> Provided material:
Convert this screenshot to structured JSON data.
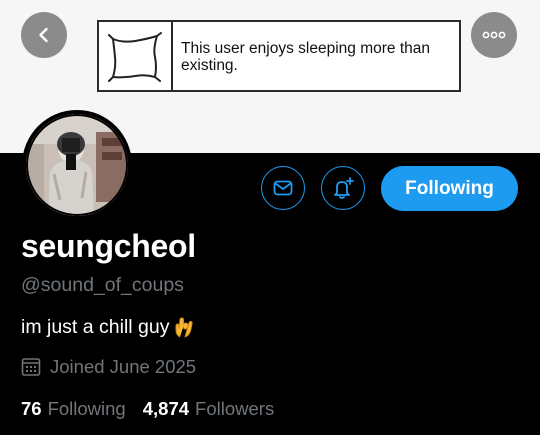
{
  "banner": {
    "box_text": "This user enjoys sleeping more than existing."
  },
  "nav": {
    "back_icon": "chevron-left-icon",
    "more_icon": "more-horizontal-icon"
  },
  "actions": {
    "message_icon": "envelope-icon",
    "notify_icon": "bell-plus-icon",
    "follow_label": "Following"
  },
  "profile": {
    "display_name": "seungcheol",
    "handle": "@sound_of_coups",
    "bio": "im just a chill guy",
    "bio_emoji": "ok-hand-emoji",
    "joined": "Joined June 2025",
    "following_count": "76",
    "following_label": "Following",
    "followers_count": "4,874",
    "followers_label": "Followers"
  },
  "colors": {
    "accent": "#1d9bf0",
    "background": "#000000",
    "secondary_text": "#71767b",
    "banner": "#f6f6f6"
  }
}
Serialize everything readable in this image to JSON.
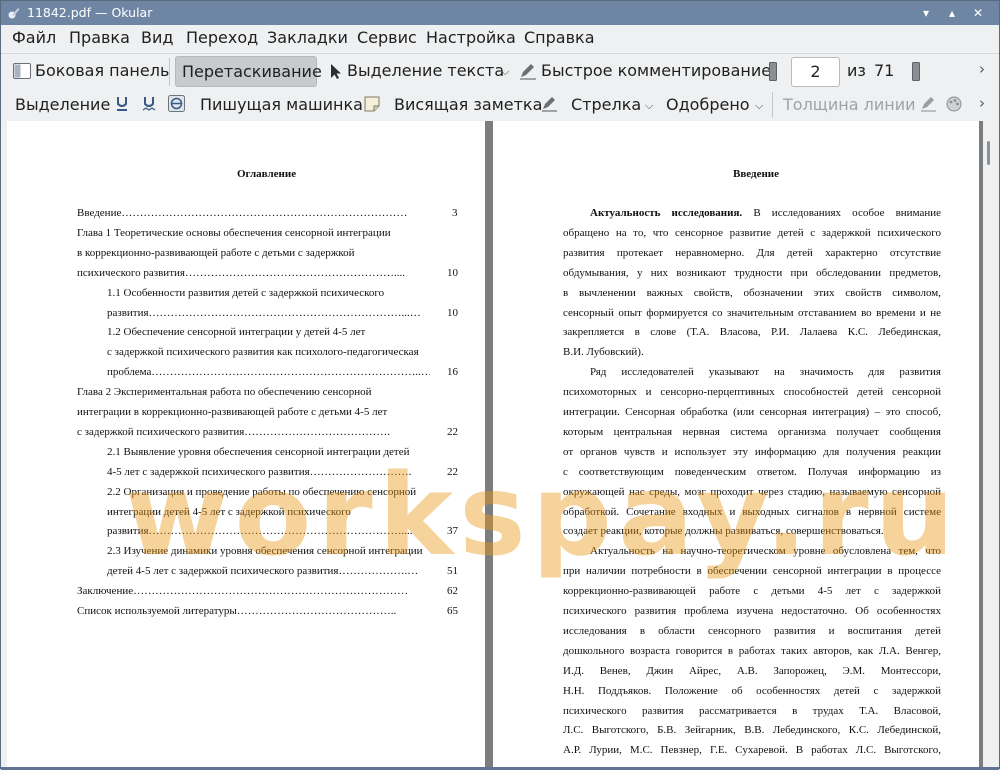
{
  "window": {
    "title": "11842.pdf  — Okular",
    "controls": [
      "▾",
      "▴",
      "✕"
    ]
  },
  "menu": [
    "Файл",
    "Правка",
    "Вид",
    "Переход",
    "Закладки",
    "Сервис",
    "Настройка",
    "Справка"
  ],
  "toolbar1": {
    "sidebar_label": "Боковая панель",
    "drag_label": "Перетаскивание",
    "text_select_label": "Выделение текста",
    "quick_comment_label": "Быстрое комментирование",
    "page_current": "2",
    "page_of_label": "из",
    "page_total": "71",
    "overflow": "›"
  },
  "toolbar2": {
    "select_label": "Выделение",
    "typewriter_label": "Пишущая машинка",
    "note_label": "Висящая заметка",
    "arrow_label": "Стрелка",
    "stamp_label": "Одобрено",
    "line_width_label": "Толщина линии",
    "overflow": "›"
  },
  "left_page": {
    "heading": "Оглавление",
    "toc": [
      {
        "text": "Введение……………………………………………………………………",
        "page": "3"
      },
      {
        "text": "Глава 1 Теоретические основы обеспечения сенсорной интеграции",
        "page": ""
      },
      {
        "text": "в коррекционно-развивающей работе с детьми с задержкой",
        "page": ""
      },
      {
        "text": "психического развития…………………………………………………....",
        "page": "10"
      },
      {
        "text": "1.1 Особенности развития детей с задержкой психического",
        "page": "",
        "indent": true
      },
      {
        "text": "развития……………………………………………………………...…",
        "page": "10",
        "indent": true
      },
      {
        "text": "1.2 Обеспечение сенсорной интеграции у детей 4-5 лет",
        "page": "",
        "indent": true
      },
      {
        "text": "с задержкой психического развития как психолого-педагогическая",
        "page": "",
        "indent": true
      },
      {
        "text": "проблема………………………………………………………………..…..",
        "page": "16",
        "indent": true
      },
      {
        "text": "Глава 2 Экспериментальная работа по обеспечению сенсорной",
        "page": ""
      },
      {
        "text": "интеграции в коррекционно-развивающей работе с детьми  4-5 лет",
        "page": ""
      },
      {
        "text": "с задержкой психического развития………………………………….",
        "page": "22"
      },
      {
        "text": "2.1 Выявление уровня обеспечения сенсорной интеграции детей",
        "page": "",
        "indent": true
      },
      {
        "text": "4-5 лет с задержкой психического развития……………………….",
        "page": "22",
        "indent": true
      },
      {
        "text": "2.2 Организация и проведение работы по обеспечению сенсорной",
        "page": "",
        "indent": true
      },
      {
        "text": "интеграции детей 4-5 лет с задержкой психического",
        "page": "",
        "indent": true
      },
      {
        "text": "развития……………………………………………………………....",
        "page": "37",
        "indent": true
      },
      {
        "text": "2.3 Изучение динамики уровня обеспечения сенсорной интеграции",
        "page": "",
        "indent": true
      },
      {
        "text": "детей 4-5 лет с задержкой психического развития……………….…",
        "page": "51",
        "indent": true
      },
      {
        "text": "Заключение…………………………………………………………………",
        "page": "62"
      },
      {
        "text": "Список используемой литературы……………………………………..",
        "page": "65"
      }
    ]
  },
  "right_page": {
    "heading": "Введение",
    "bold_lead": "Актуальность исследования.",
    "lines": [
      "В исследованиях особое внимание",
      "обращено на то, что сенсорное развитие детей с задержкой психического",
      "развития протекает неравномерно. Для детей характерно отсутствие",
      "обдумывания, у них возникают трудности при обследовании предметов,",
      "в вычленении важных свойств, обозначении этих свойств символом,",
      "сенсорный опыт формируется со значительным отставанием во времени и не",
      "закрепляется в слове (Т.А. Власова, Р.И. Лалаева К.С. Лебединская,",
      "В.И. Лубовский).",
      "Ряд исследователей указывают на значимость для развития",
      "психомоторных и сенсорно-перцептивных способностей детей сенсорной",
      "интеграции. Сенсорная обработка (или сенсорная интеграция) – это способ,",
      "которым центральная нервная система организма получает сообщения",
      "от органов чувств и использует эту информацию для получения реакции",
      "с соответствующим поведенческим ответом. Получая информацию из",
      "окружающей нас среды, мозг проходит через стадию, называемую сенсорной",
      "обработкой. Сочетание входных и выходных сигналов в нервной системе",
      "создает реакции, которые должны развиваться, совершенствоваться.",
      "Актуальность на научно-теоретическом уровне обусловлена тем, что",
      "при наличии потребности в обеспечении сенсорной интеграции в процессе",
      "коррекционно-развивающей работе с детьми 4-5 лет с задержкой",
      "психического развития проблема изучена недостаточно. Об особенностях",
      "исследования в области сенсорного развития и воспитания детей",
      "дошкольного возраста говорится в работах таких авторов, как Л.А. Венгер,",
      "И.Д. Венев, Джин Айрес, А.В. Запорожец, Э.М. Монтессори,",
      "Н.Н. Поддъяков. Положение об особенностях детей с задержкой",
      "психического развития рассматривается в трудах Т.А. Власовой,",
      "Л.С. Выготского, Б.В. Зейгарник, В.В. Лебединского, К.С. Лебединской,",
      "А.Р. Лурии, М.С. Певзнер, Г.Е. Сухаревой. В работах Л.С. Выготского,"
    ]
  },
  "watermark": "workspay.ru",
  "colors": {
    "titlebar": "#6e85a3",
    "toolbar_bg": "#eff0f1",
    "viewport_bg": "#7c7d7e",
    "watermark": "#eb9614"
  }
}
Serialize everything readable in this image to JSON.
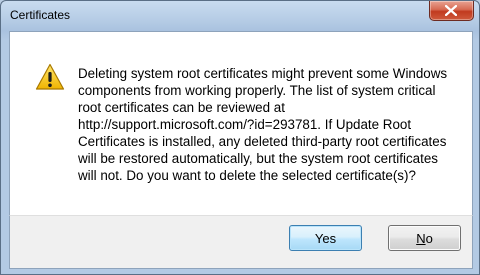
{
  "window": {
    "title": "Certificates"
  },
  "dialog": {
    "message": "Deleting system root certificates might prevent some Windows components from working properly. The list of system critical root certificates can be reviewed at http://support.microsoft.com/?id=293781. If Update Root Certificates is installed, any deleted third-party root certificates will be restored automatically, but the system root certificates will not. Do you want to delete the selected certificate(s)?",
    "icon": "warning-icon"
  },
  "buttons": {
    "yes_label": "Yes",
    "no_mnemonic": "N",
    "no_rest": "o"
  },
  "colors": {
    "accent": "#3c7fb1",
    "close": "#c13a1f",
    "warning": "#f5c400"
  }
}
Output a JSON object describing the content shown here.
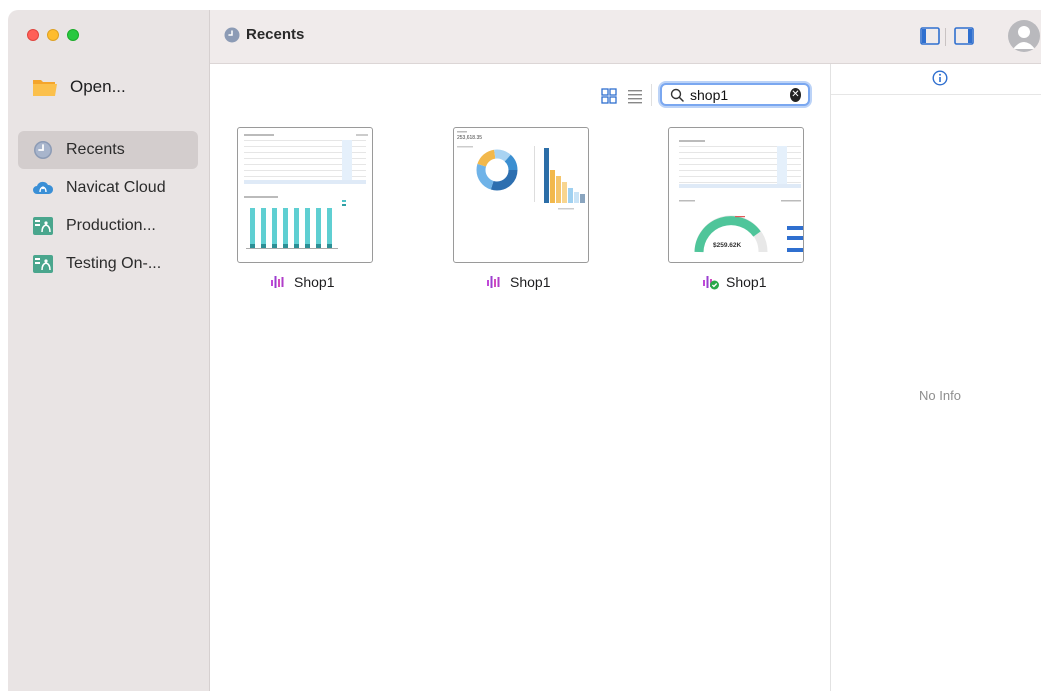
{
  "sidebar": {
    "open_label": "Open...",
    "items": [
      {
        "label": "Recents",
        "icon": "clock-icon",
        "active": true
      },
      {
        "label": "Navicat Cloud",
        "icon": "navicat-cloud-icon",
        "active": false
      },
      {
        "label": "Production...",
        "icon": "project-icon",
        "active": false
      },
      {
        "label": "Testing On-...",
        "icon": "project-icon",
        "active": false
      }
    ]
  },
  "toolbar": {
    "title": "Recents"
  },
  "search": {
    "value": "shop1",
    "placeholder": "Search"
  },
  "files": [
    {
      "name": "Shop1",
      "icon": "dashboard-icon"
    },
    {
      "name": "Shop1",
      "icon": "dashboard-icon"
    },
    {
      "name": "Shop1",
      "icon": "dashboard-synced-icon"
    }
  ],
  "thumbnail_texts": {
    "card2_value": "253,618.35",
    "card3_value": "$259.62K"
  },
  "info": {
    "empty_text": "No Info"
  },
  "colors": {
    "accent": "#3b82f6",
    "sidebar_bg": "#e9e4e4",
    "dashboard_icon": "#b03fc9"
  }
}
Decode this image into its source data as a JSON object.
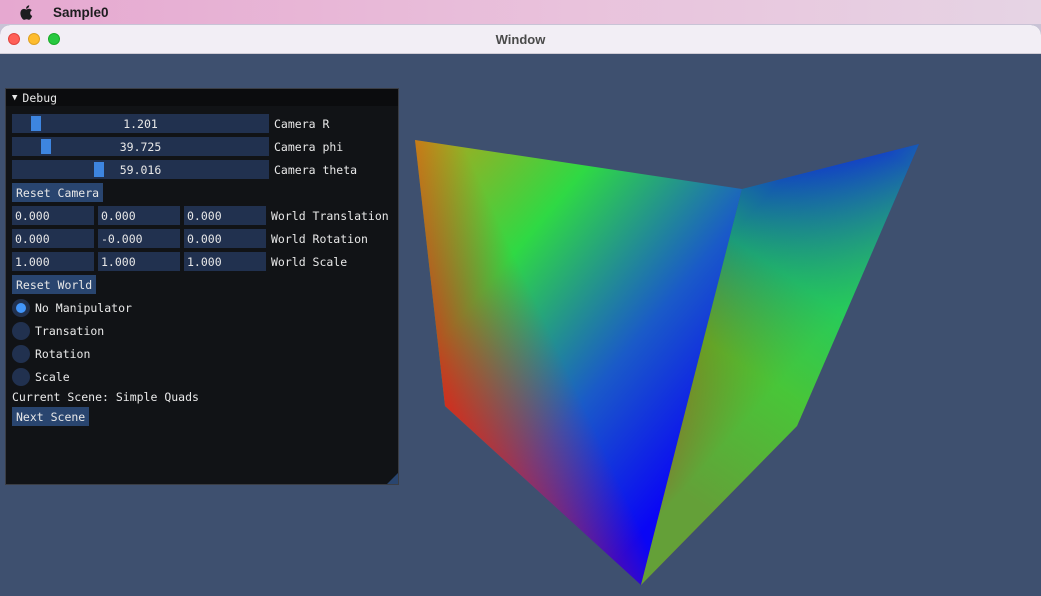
{
  "menubar": {
    "app_name": "Sample0",
    "apple_icon": "apple-logo-icon"
  },
  "window": {
    "title": "Window"
  },
  "panel": {
    "title": "Debug",
    "sliders": [
      {
        "value": "1.201",
        "label": "Camera R",
        "fraction": 0.07
      },
      {
        "value": "39.725",
        "label": "Camera phi",
        "fraction": 0.11
      },
      {
        "value": "59.016",
        "label": "Camera theta",
        "fraction": 0.33
      }
    ],
    "reset_camera_label": "Reset Camera",
    "vector_rows": [
      {
        "values": [
          "0.000",
          "0.000",
          "0.000"
        ],
        "label": "World Translation"
      },
      {
        "values": [
          "0.000",
          "-0.000",
          "0.000"
        ],
        "label": "World Rotation"
      },
      {
        "values": [
          "1.000",
          "1.000",
          "1.000"
        ],
        "label": "World Scale"
      }
    ],
    "reset_world_label": "Reset World",
    "radios": [
      {
        "label": "No Manipulator",
        "selected": true
      },
      {
        "label": "Transation",
        "selected": false
      },
      {
        "label": "Rotation",
        "selected": false
      },
      {
        "label": "Scale",
        "selected": false
      }
    ],
    "current_scene_text": "Current Scene: Simple Quads",
    "next_scene_label": "Next Scene"
  },
  "colors": {
    "background": "#3e506f",
    "panel_bg": "#111316",
    "frame_bg": "#21314f",
    "button_bg": "#29456f",
    "slider_grab": "#3d85e0",
    "radio_check": "#4296fa"
  }
}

> Task to carry out: Go over the records above line by line and count those holding the word "интеграции". Reply only with the number.

> Reply: 8